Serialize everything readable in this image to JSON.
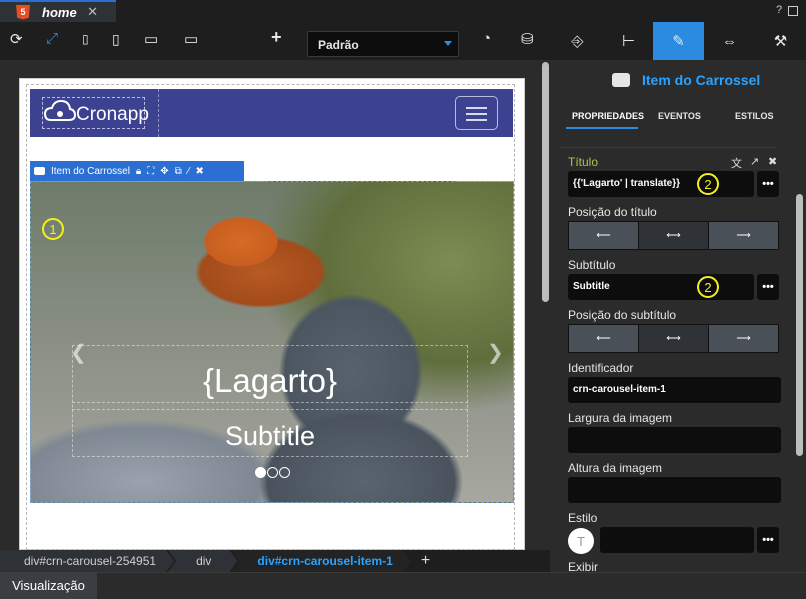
{
  "tabs": [
    {
      "label": "home",
      "badge": "5"
    }
  ],
  "toolbar": {
    "device_select": "Padrão"
  },
  "navbar": {
    "brand": "Cronapp"
  },
  "selection": {
    "label": "Item do Carrossel"
  },
  "carousel": {
    "marker": "1",
    "title": "{Lagarto}",
    "subtitle": "Subtitle",
    "indicators": 3,
    "active_indicator": 1
  },
  "breadcrumb": {
    "items": [
      "div#crn-carousel-254951",
      "div",
      "div#crn-carousel-item-1"
    ],
    "add_label": "+"
  },
  "bottom": {
    "tab_label": "Visualização"
  },
  "panel": {
    "title": "Item do Carrossel",
    "tabs": [
      "PROPRIEDADES",
      "EVENTOS",
      "ESTILOS"
    ],
    "fields": {
      "titulo_label": "Título",
      "titulo_value": "{{'Lagarto' | translate}}",
      "titulo_pos_label": "Posição do título",
      "subtitulo_label": "Subtítulo",
      "subtitulo_value": "Subtitle",
      "subtitulo_pos_label": "Posição do subtítulo",
      "identificador_label": "Identificador",
      "identificador_value": "crn-carousel-item-1",
      "largura_label": "Largura da imagem",
      "altura_label": "Altura da imagem",
      "estilo_label": "Estilo",
      "estilo_avatar": "T",
      "exibir_label": "Exibir"
    },
    "markers": [
      "2",
      "2"
    ],
    "dots_label": "•••"
  },
  "colors": {
    "accent": "#2a8be0",
    "navbar": "#3c4290",
    "title_label": "#a8c84a",
    "marker": "#f6f01a"
  }
}
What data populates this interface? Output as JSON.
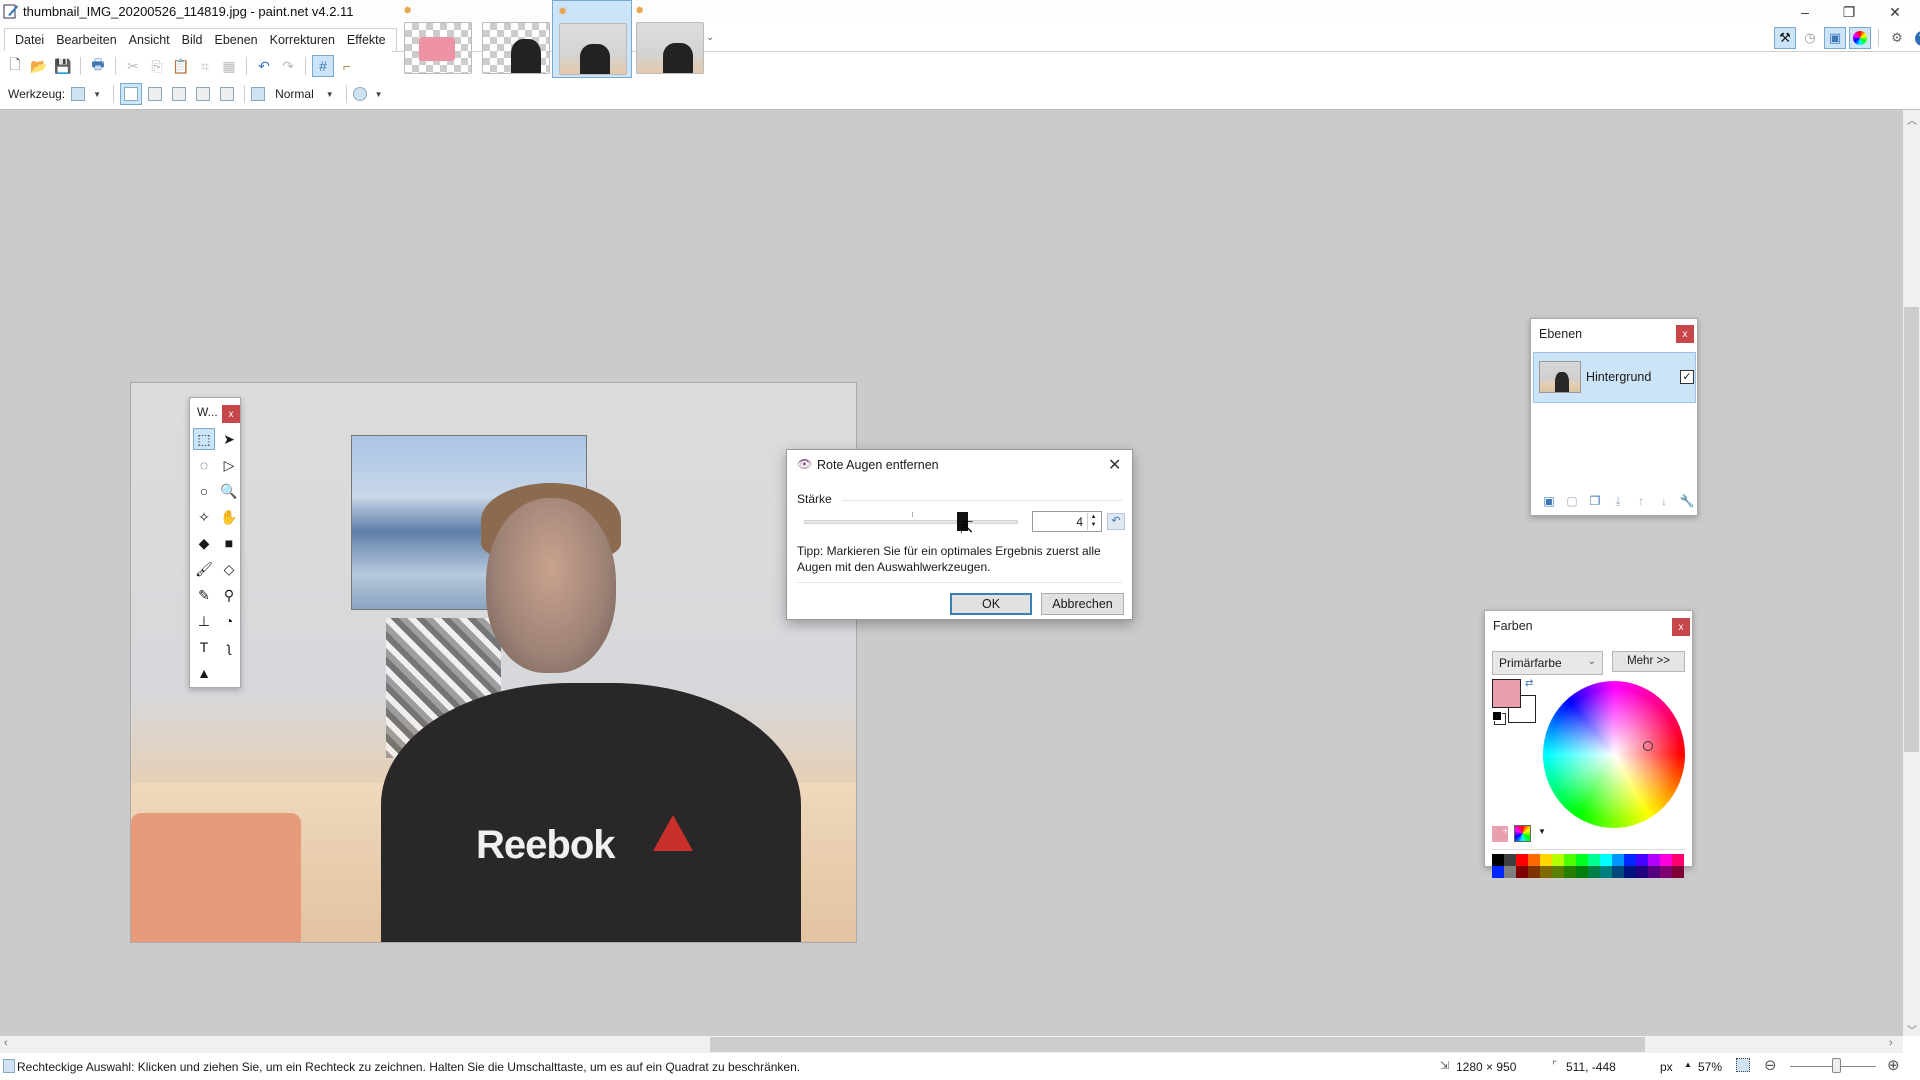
{
  "window": {
    "title": "thumbnail_IMG_20200526_114819.jpg - paint.net v4.2.11",
    "minimize": "–",
    "maximize": "❐",
    "close": "✕"
  },
  "menu": [
    "Datei",
    "Bearbeiten",
    "Ansicht",
    "Bild",
    "Ebenen",
    "Korrekturen",
    "Effekte"
  ],
  "image_tabs": [
    {
      "name": "pink-rectangle-image",
      "dirty": true,
      "active": false
    },
    {
      "name": "person-cutout-image",
      "dirty": false,
      "active": false
    },
    {
      "name": "thumbnail-image",
      "dirty": true,
      "active": true
    },
    {
      "name": "photo-copy-image",
      "dirty": true,
      "active": false
    }
  ],
  "toolbar": {
    "tool_label": "Werkzeug:",
    "blend_mode": "Normal"
  },
  "right_toolbar": [
    "tools-window-toggle",
    "history-window-toggle",
    "layers-window-toggle",
    "colors-window-toggle",
    "settings",
    "help"
  ],
  "tools_window": {
    "title": "W...",
    "close": "x",
    "tools": [
      {
        "name": "rectangle-select",
        "glyph": "⬚",
        "active": true
      },
      {
        "name": "move-selected-pixels",
        "glyph": "➤",
        "active": false
      },
      {
        "name": "lasso-select",
        "glyph": "◌",
        "active": false
      },
      {
        "name": "move-selection",
        "glyph": "▷",
        "active": false
      },
      {
        "name": "ellipse-select",
        "glyph": "○",
        "active": false
      },
      {
        "name": "zoom",
        "glyph": "🔍",
        "active": false
      },
      {
        "name": "magic-wand",
        "glyph": "✧",
        "active": false
      },
      {
        "name": "pan",
        "glyph": "✋",
        "active": false
      },
      {
        "name": "paint-bucket",
        "glyph": "◆",
        "active": false
      },
      {
        "name": "gradient",
        "glyph": "■",
        "active": false
      },
      {
        "name": "paintbrush",
        "glyph": "🖌",
        "active": false
      },
      {
        "name": "eraser",
        "glyph": "◇",
        "active": false
      },
      {
        "name": "pencil",
        "glyph": "✎",
        "active": false
      },
      {
        "name": "color-picker",
        "glyph": "⚲",
        "active": false
      },
      {
        "name": "clone-stamp",
        "glyph": "⊥",
        "active": false
      },
      {
        "name": "recolor",
        "glyph": "◔",
        "active": false
      },
      {
        "name": "text",
        "glyph": "T",
        "active": false
      },
      {
        "name": "line-curve",
        "glyph": "ʅ",
        "active": false
      },
      {
        "name": "shapes",
        "glyph": "▲",
        "active": false
      }
    ]
  },
  "layers_window": {
    "title": "Ebenen",
    "close": "x",
    "layers": [
      {
        "name": "Hintergrund",
        "visible": true,
        "selected": true
      }
    ],
    "check_glyph": "✓"
  },
  "colors_window": {
    "title": "Farben",
    "close": "x",
    "mode": "Primärfarbe",
    "more_button": "Mehr >>",
    "primary_color": "#e8a0b0",
    "secondary_color": "#ffffff",
    "palette": [
      "#000000",
      "#404040",
      "#ff0000",
      "#ff6a00",
      "#ffd800",
      "#b6ff00",
      "#4cff00",
      "#00ff21",
      "#00ff90",
      "#00ffff",
      "#0094ff",
      "#0026ff",
      "#4800ff",
      "#b200ff",
      "#ff00dc",
      "#ff006e",
      "#0026ff",
      "#808080",
      "#7f0000",
      "#7f3300",
      "#7f6a00",
      "#5b7f00",
      "#267f00",
      "#007f0e",
      "#007f46",
      "#007f7f",
      "#004a7f",
      "#00137f",
      "#21007f",
      "#57007f",
      "#7f006e",
      "#7f0037"
    ]
  },
  "dialog": {
    "title": "Rote Augen entfernen",
    "close": "✕",
    "group_label": "Stärke",
    "slider_fraction": 0.74,
    "value": "4",
    "tip": "Tipp: Markieren Sie für ein optimales Ergebnis zuerst alle Augen mit den Auswahlwerkzeugen.",
    "ok": "OK",
    "cancel": "Abbrechen"
  },
  "canvas": {
    "shirt_text": "Reebok"
  },
  "status": {
    "hint": "Rechteckige Auswahl: Klicken und ziehen Sie, um ein Rechteck zu zeichnen. Halten Sie die Umschalttaste, um es auf ein Quadrat zu beschränken.",
    "image_size": "1280 × 950",
    "cursor_position": "511, -448",
    "unit": "px",
    "zoom": "57%",
    "zoom_slider_fraction": 0.53
  }
}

• [Challenge]: Gather each line of the listing containing the word "move" and show it.

• [Finished answer]:
        "name": "move-selected-pixels",
        "name": "move-selection",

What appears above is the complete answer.